SET EXERCISE: Check every line of the entries that follow, and copy the ones containing "increase".

----- EXTRACTED MATERIAL

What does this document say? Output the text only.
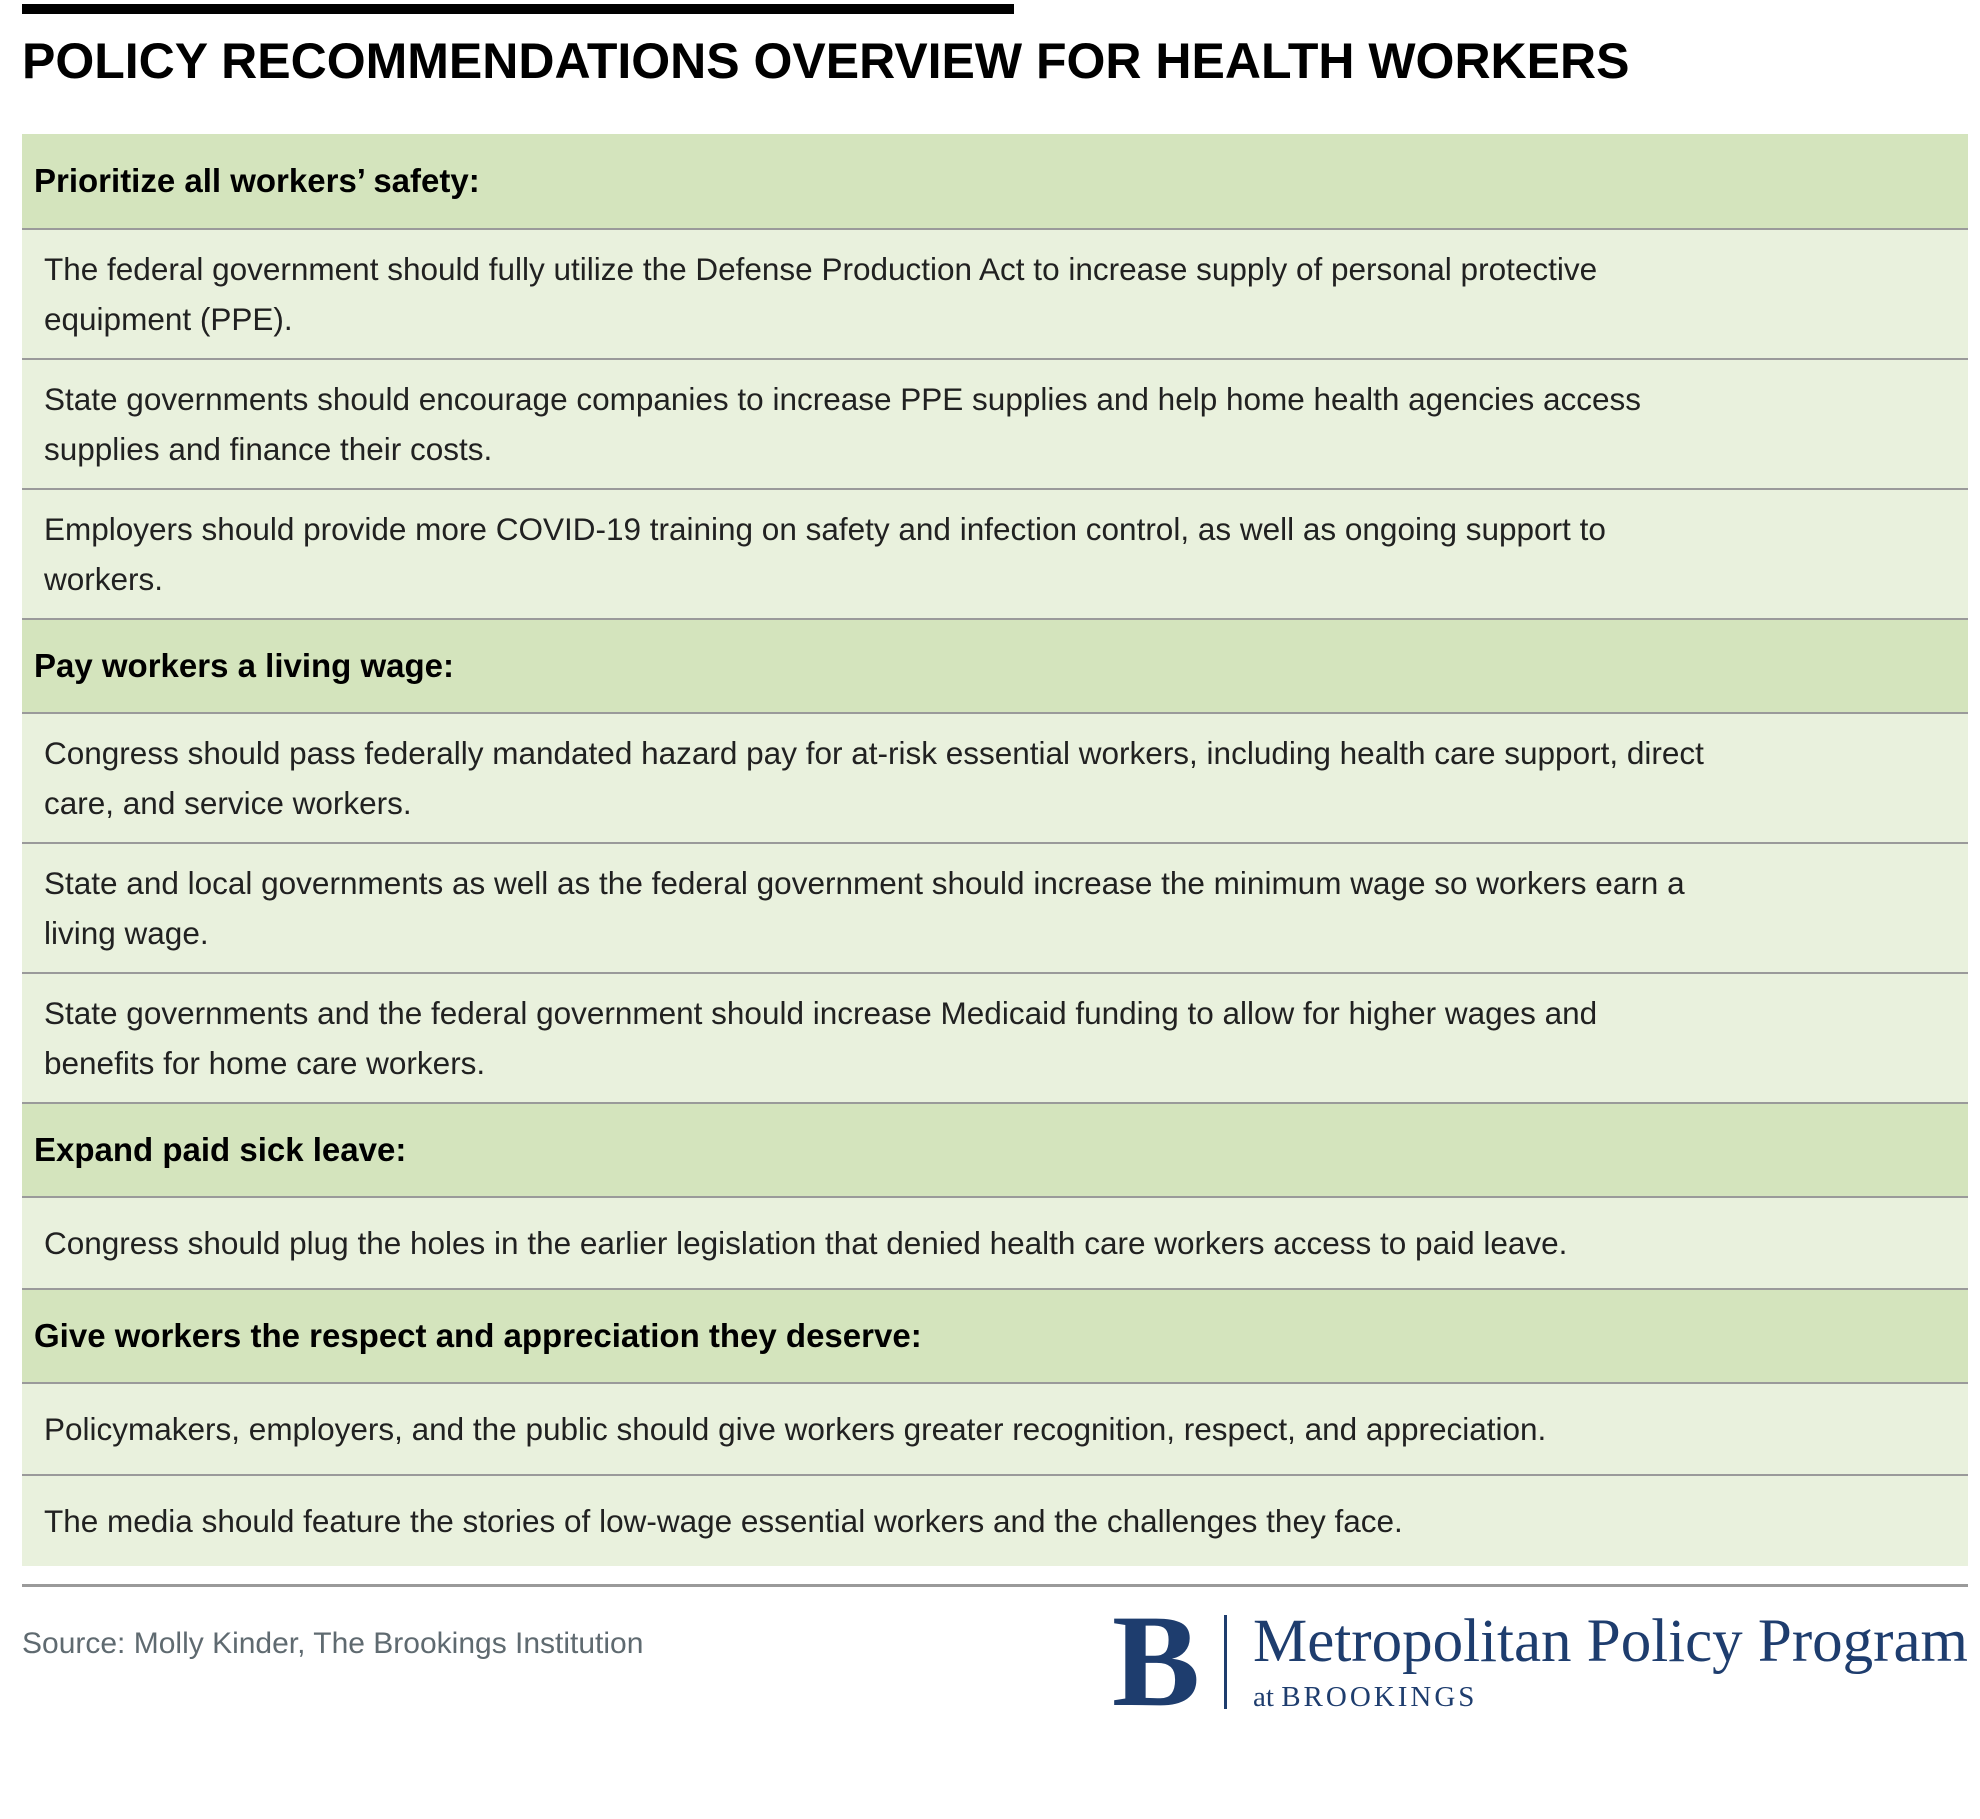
POLICY RECOMMENDATIONS OVERVIEW FOR HEALTH WORKERS
Prioritize all workers’ safety:
The federal government should fully utilize the Defense Production Act to increase supply of personal protective equipment (PPE).
State governments should encourage companies to increase PPE supplies and help home health agencies access supplies and finance their costs.
Employers should provide more COVID-19 training on safety and infection control, as well as ongoing support to workers.
Pay workers a living wage:
Congress should pass federally mandated hazard pay for at-risk essential workers, including health care support, direct care, and service workers.
State and local governments as well as the federal government should increase the minimum wage so workers earn a living wage.
State governments and the federal government should increase Medicaid funding to allow for higher wages and benefits for home care workers.
Expand paid sick leave:
Congress should plug the holes in the earlier legislation that denied health care workers access to paid leave.
Give workers the respect and appreciation they deserve:
Policymakers, employers, and the public should give workers greater recognition, respect, and appreciation.
The media should feature the stories of low-wage essential workers and the challenges they face.
Source: Molly Kinder, The Brookings Institution	B Metropolitan Policy Program
at BROOKINGS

----------

REPLY:
The federal government should fully utilize the Defense Production Act to increase supply of personal protective equipment (PPE).
State governments should encourage companies to increase PPE supplies and help home health agencies access supplies and finance their costs.
State and local governments as well as the federal government should increase the minimum wage so workers earn a living wage.
State governments and the federal government should increase Medicaid funding to allow for higher wages and benefits for home care workers.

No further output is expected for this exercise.